* **WORK REQUIRED**: Make an exact copy of each entry, leaving out every picture.
★ ★ ★
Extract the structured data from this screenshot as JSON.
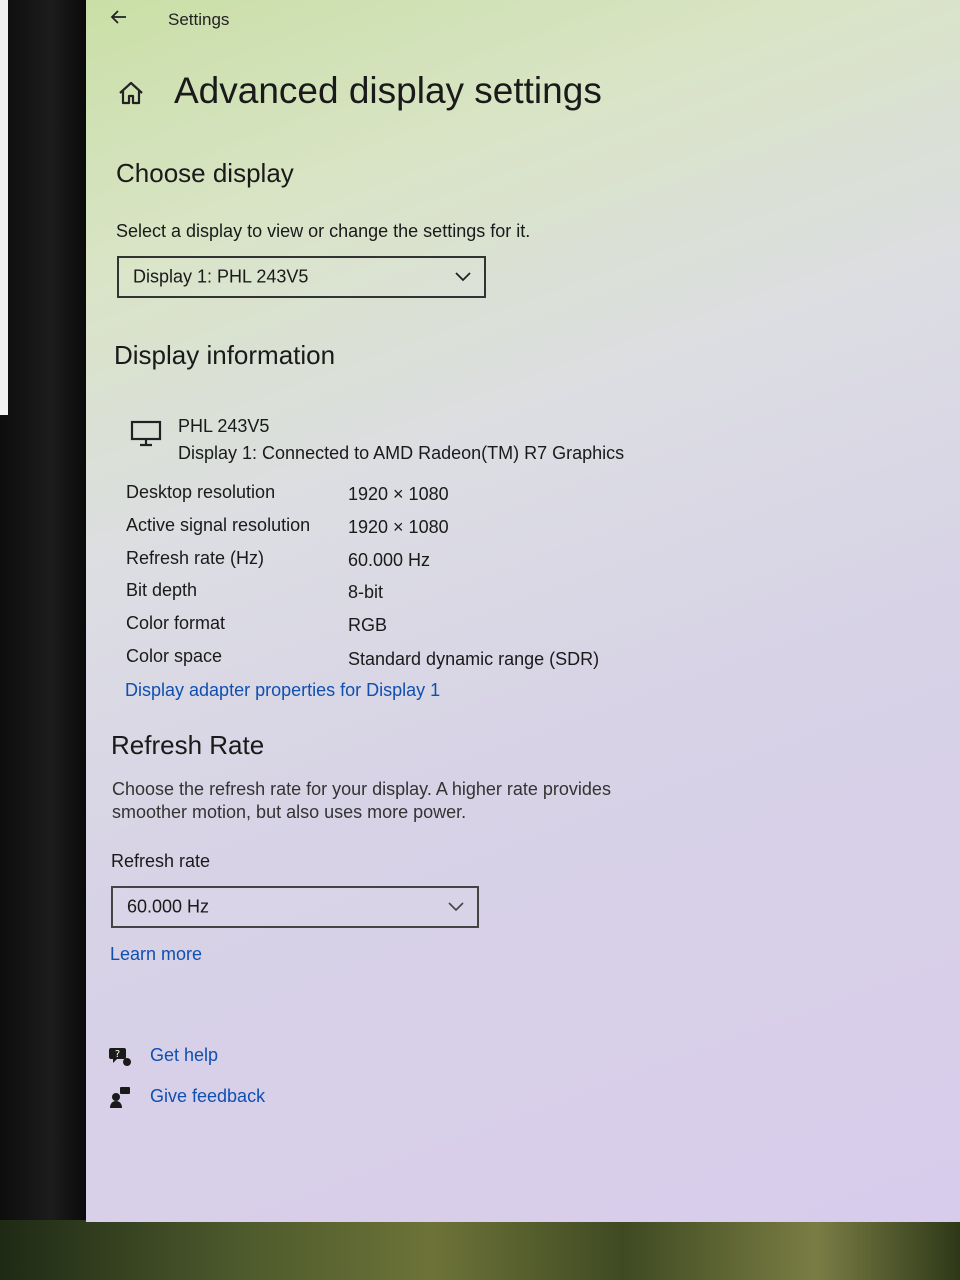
{
  "window": {
    "title": "Settings"
  },
  "page": {
    "title": "Advanced display settings"
  },
  "choose_display": {
    "heading": "Choose display",
    "description": "Select a display to view or change the settings for it.",
    "selected_display": "Display 1: PHL 243V5"
  },
  "display_information": {
    "heading": "Display information",
    "monitor_name": "PHL 243V5",
    "connection": "Display 1: Connected to AMD Radeon(TM) R7 Graphics",
    "rows": [
      {
        "label": "Desktop resolution",
        "value": "1920 × 1080"
      },
      {
        "label": "Active signal resolution",
        "value": "1920 × 1080"
      },
      {
        "label": "Refresh rate (Hz)",
        "value": "60.000 Hz"
      },
      {
        "label": "Bit depth",
        "value": "8-bit"
      },
      {
        "label": "Color format",
        "value": "RGB"
      },
      {
        "label": "Color space",
        "value": "Standard dynamic range (SDR)"
      }
    ],
    "adapter_link": "Display adapter properties for Display 1"
  },
  "refresh_rate": {
    "heading": "Refresh Rate",
    "description": "Choose the refresh rate for your display. A higher rate provides smoother motion, but also uses more power.",
    "label": "Refresh rate",
    "selected": "60.000 Hz",
    "learn_more": "Learn more"
  },
  "footer": {
    "get_help": "Get help",
    "give_feedback": "Give feedback"
  },
  "colors": {
    "link": "#0f4fb0",
    "text": "#1a1a1a"
  },
  "icons": [
    "back-arrow-icon",
    "home-icon",
    "chevron-down-icon",
    "monitor-icon",
    "get-help-icon",
    "feedback-icon"
  ]
}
★ ★ ★
* **SOLVED PROBLEM**:
Extract the structured data from this screenshot as JSON.
{
  "window": {
    "title": "Settings"
  },
  "page": {
    "title": "Advanced display settings"
  },
  "choose_display": {
    "heading": "Choose display",
    "description": "Select a display to view or change the settings for it.",
    "selected_display": "Display 1: PHL 243V5"
  },
  "display_information": {
    "heading": "Display information",
    "monitor_name": "PHL 243V5",
    "connection": "Display 1: Connected to AMD Radeon(TM) R7 Graphics",
    "rows": [
      {
        "label": "Desktop resolution",
        "value": "1920 × 1080"
      },
      {
        "label": "Active signal resolution",
        "value": "1920 × 1080"
      },
      {
        "label": "Refresh rate (Hz)",
        "value": "60.000 Hz"
      },
      {
        "label": "Bit depth",
        "value": "8-bit"
      },
      {
        "label": "Color format",
        "value": "RGB"
      },
      {
        "label": "Color space",
        "value": "Standard dynamic range (SDR)"
      }
    ],
    "adapter_link": "Display adapter properties for Display 1"
  },
  "refresh_rate": {
    "heading": "Refresh Rate",
    "description": "Choose the refresh rate for your display. A higher rate provides smoother motion, but also uses more power.",
    "label": "Refresh rate",
    "selected": "60.000 Hz",
    "learn_more": "Learn more"
  },
  "footer": {
    "get_help": "Get help",
    "give_feedback": "Give feedback"
  },
  "colors": {
    "link": "#0f4fb0",
    "text": "#1a1a1a"
  },
  "icons": [
    "back-arrow-icon",
    "home-icon",
    "chevron-down-icon",
    "monitor-icon",
    "get-help-icon",
    "feedback-icon"
  ]
}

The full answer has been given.